[Saved entries]
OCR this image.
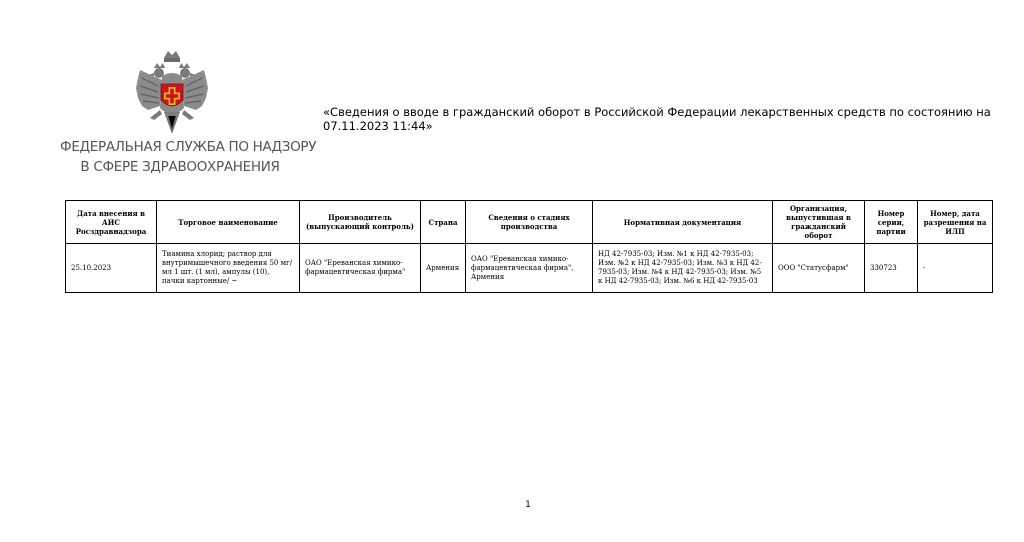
ФЕДЕРАЛЬНАЯ СЛУЖБА ПО НАДЗОРУ
В СФЕРЕ ЗДРАВООХРАНЕНИЯ
«Сведения о вводе в гражданский оборот в Российской Федерации лекарственных средств по состоянию на 07.11.2023 11:44»
Дата внесения в АИС Росздравнадзора	Торговое наименование	Производитель (выпускающий контроль)	Страна	Сведения о стадиях производства	Нормативная документация	Организация, выпустившая в гражданский оборот	Номер серии, партии	Номер, дата разрешения на ИЛП
25.10.2023	Тиамина хлорид; раствор для внутримышечного введения 50 мг/мл 1 шт. (1 мл), ампулы (10), пачки картонные/ ~	ОАО "Ереванская химико-фармацевтическая фирма"	Армения	ОАО "Ереванская химико-фармацевтическая фирма", Армения	НД 42-7935-03; Изм. №1 к НД 42-7935-03; Изм. №2 к НД 42-7935-03; Изм. №3 к НД 42-7935-03; Изм. №4 к НД 42-7935-03; Изм. №5 к НД 42-7935-03; Изм. №6 к НД 42-7935-03	ООО "Статусфарм"	330723	-
1
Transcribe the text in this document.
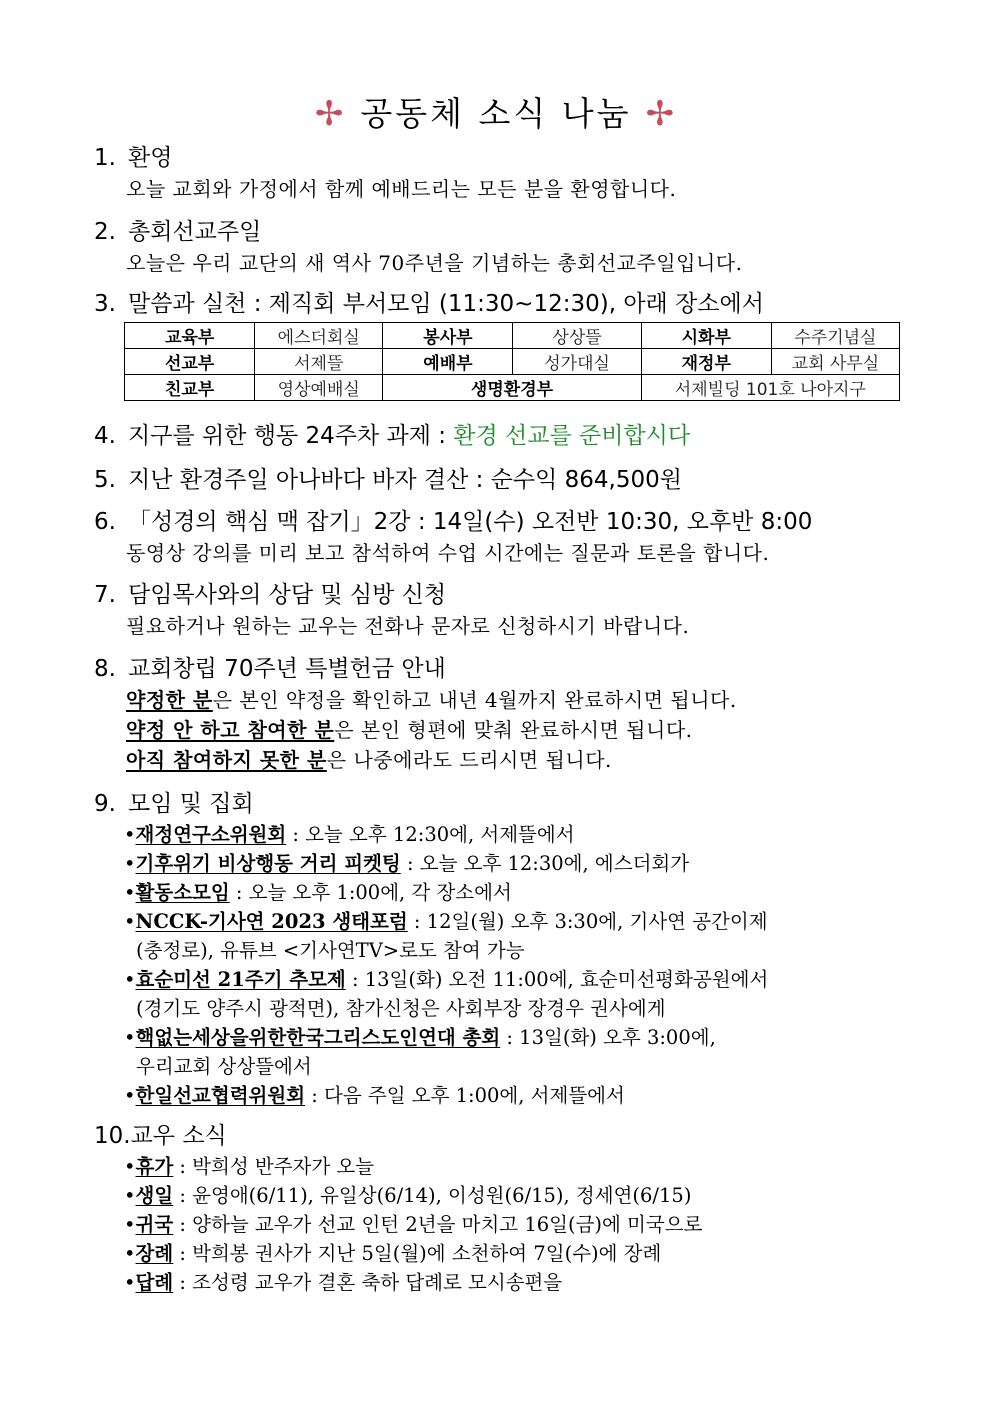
✢ 공동체 소식 나눔 ✢
1. 환영
오늘 교회와 가정에서 함께 예배드리는 모든 분을 환영합니다.
2. 총회선교주일
오늘은 우리 교단의 새 역사 70주년을 기념하는 총회선교주일입니다.
3. 말씀과 실천 : 제직회 부서모임 (11:30~12:30), 아래 장소에서
교육부	에스더회실	봉사부	상상뜰	시화부	수주기념실
선교부	서제뜰	예배부	성가대실	재정부	교회 사무실
친교부	영상예배실	생명환경부		서제빌딩 101호 나아지구	
4. 지구를 위한 행동 24주차 과제 : 환경 선교를 준비합시다
5. 지난 환경주일 아나바다 바자 결산 : 순수익 864,500원
6. 「성경의 핵심 맥 잡기」2강 : 14일(수) 오전반 10:30, 오후반 8:00
동영상 강의를 미리 보고 참석하여 수업 시간에는 질문과 토론을 합니다.
7. 담임목사와의 상담 및 심방 신청
필요하거나 원하는 교우는 전화나 문자로 신청하시기 바랍니다.
8. 교회창립 70주년 특별헌금 안내
약정한 분은 본인 약정을 확인하고 내년 4월까지 완료하시면 됩니다.
약정 안 하고 참여한 분은 본인 형편에 맞춰 완료하시면 됩니다.
아직 참여하지 못한 분은 나중에라도 드리시면 됩니다.
9. 모임 및 집회
•재정연구소위원회 : 오늘 오후 12:30에, 서제뜰에서
•기후위기 비상행동 거리 피켓팅 : 오늘 오후 12:30에, 에스더회가
•활동소모임 : 오늘 오후 1:00에, 각 장소에서
•NCCK-기사연 2023 생태포럼 : 12일(월) 오후 3:30에, 기사연 공간이제
(충정로), 유튜브 <기사연TV>로도 참여 가능
•효순미선 21주기 추모제 : 13일(화) 오전 11:00에, 효순미선평화공원에서
(경기도 양주시 광적면), 참가신청은 사회부장 장경우 권사에게
•핵없는세상을위한한국그리스도인연대 총회 : 13일(화) 오후 3:00에,
우리교회 상상뜰에서
•한일선교협력위원회 : 다음 주일 오후 1:00에, 서제뜰에서
10.교우 소식
•휴가 : 박희성 반주자가 오늘
•생일 : 윤영애(6/11), 유일상(6/14), 이성원(6/15), 정세연(6/15)
•귀국 : 양하늘 교우가 선교 인턴 2년을 마치고 16일(금)에 미국으로
•장례 : 박희봉 권사가 지난 5일(월)에 소천하여 7일(수)에 장례
•답례 : 조성령 교우가 결혼 축하 답례로 모시송편을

SET EXERCISE:
Select all lines in the listing that include the word "서제뜰에서".

EXPECTED OUTPUT:
•재정연구소위원회 : 오늘 오후 12:30에, 서제뜰에서
•한일선교협력위원회 : 다음 주일 오후 1:00에, 서제뜰에서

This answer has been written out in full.